SOURCE DATA Block Start

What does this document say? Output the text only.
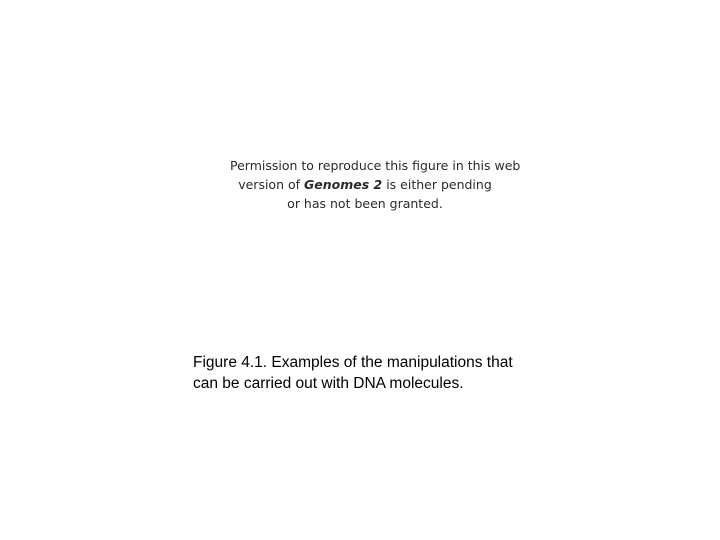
Permission to reproduce this figure in this web
version of Genomes 2 is either pending
or has not been granted.
Figure 4.1. Examples of the manipulations that
can be carried out with DNA molecules.
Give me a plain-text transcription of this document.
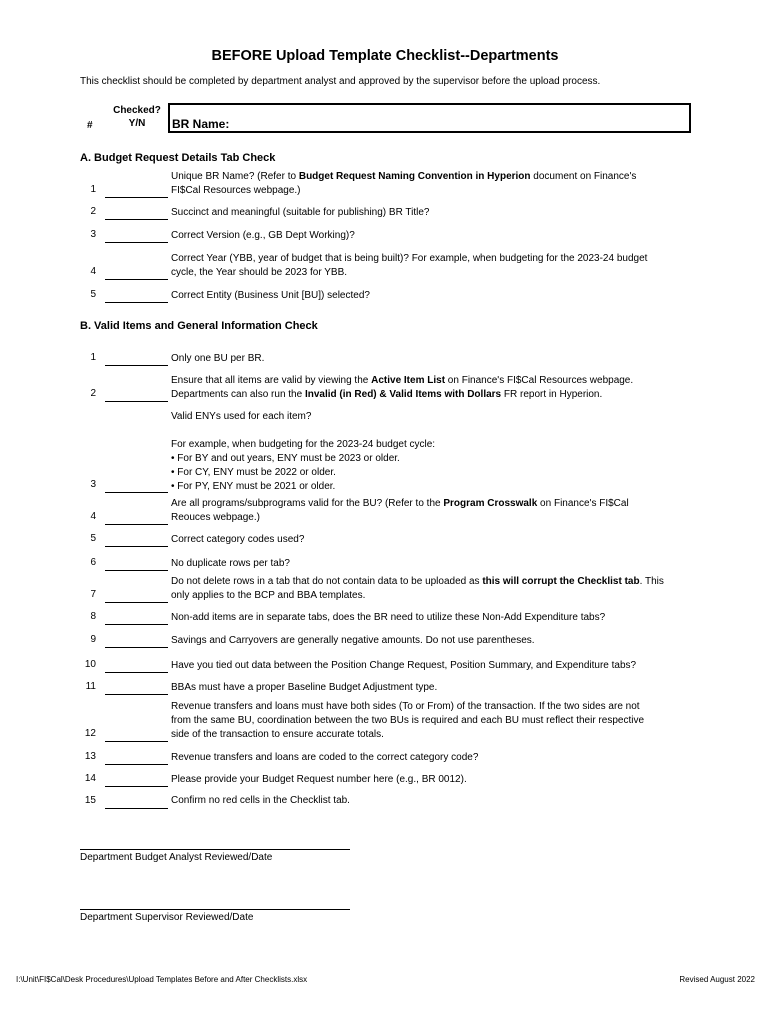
BEFORE Upload Template Checklist--Departments
This checklist should be completed by department analyst and approved by the supervisor before the upload process.
#
Checked?
Y/N	BR Name:
A. Budget Request Details Tab Check
Unique BR Name? (Refer to Budget Request Naming Convention in Hyperion document on Finance's
FI$Cal Resources webpage.)
1
Succinct and meaningful (suitable for publishing) BR Title?
2
Correct Version (e.g., GB Dept Working)?
3
Correct Year (YBB, year of budget that is being built)? For example, when budgeting for the 2023-24 budget
cycle, the Year should be 2023 for YBB.
4
Correct Entity (Business Unit [BU]) selected?
5
B. Valid Items and General Information Check
Only one BU per BR.
1
Ensure that all items are valid by viewing the Active Item List on Finance's FI$Cal Resources webpage.
Departments can also run the Invalid (in Red) & Valid Items with Dollars FR report in Hyperion.
2
Valid ENYs used for each item?

For example, when budgeting for the 2023-24 budget cycle:
• For BY and out years, ENY must be 2023 or older.
• For CY, ENY must be 2022 or older.
• For PY, ENY must be 2021 or older.
3
Are all programs/subprograms valid for the BU? (Refer to the Program Crosswalk on Finance's FI$Cal
Reouces webpage.)
4
Correct category codes used?
5
No duplicate rows per tab?
6
Do not delete rows in a tab that do not contain data to be uploaded as this will corrupt the Checklist tab. This
only applies to the BCP and BBA templates.
7
Non-add items are in separate tabs, does the BR need to utilize these Non-Add Expenditure tabs?
8
Savings and Carryovers are generally negative amounts. Do not use parentheses.
9
Have you tied out data between the Position Change Request, Position Summary, and Expenditure tabs?
10
BBAs must have a proper Baseline Budget Adjustment type.
11
Revenue transfers and loans must have both sides (To or From) of the transaction. If the two sides are not
from the same BU, coordination between the two BUs is required and each BU must reflect their respective
side of the transaction to ensure accurate totals.
12
Revenue transfers and loans are coded to the correct category code?
13
Please provide your Budget Request number here (e.g., BR 0012).
14
Confirm no red cells in the Checklist tab.
15
Department Budget Analyst Reviewed/Date
Department Supervisor Reviewed/Date
I:\Unit\FI$Cal\Desk Procedures\Upload Templates Before and After Checklists.xlsx	Revised August 2022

SOURCE DATA Block End

▶ **WHAT YOU HAVE TO DO**: The lines you need are those with the word "Revenue"; list them from the entries.

▶ **TASK ANSWER**:
Revenue transfers and loans must have both sides (To or From) of the transaction. If the two sides are not
Revenue transfers and loans are coded to the correct category code?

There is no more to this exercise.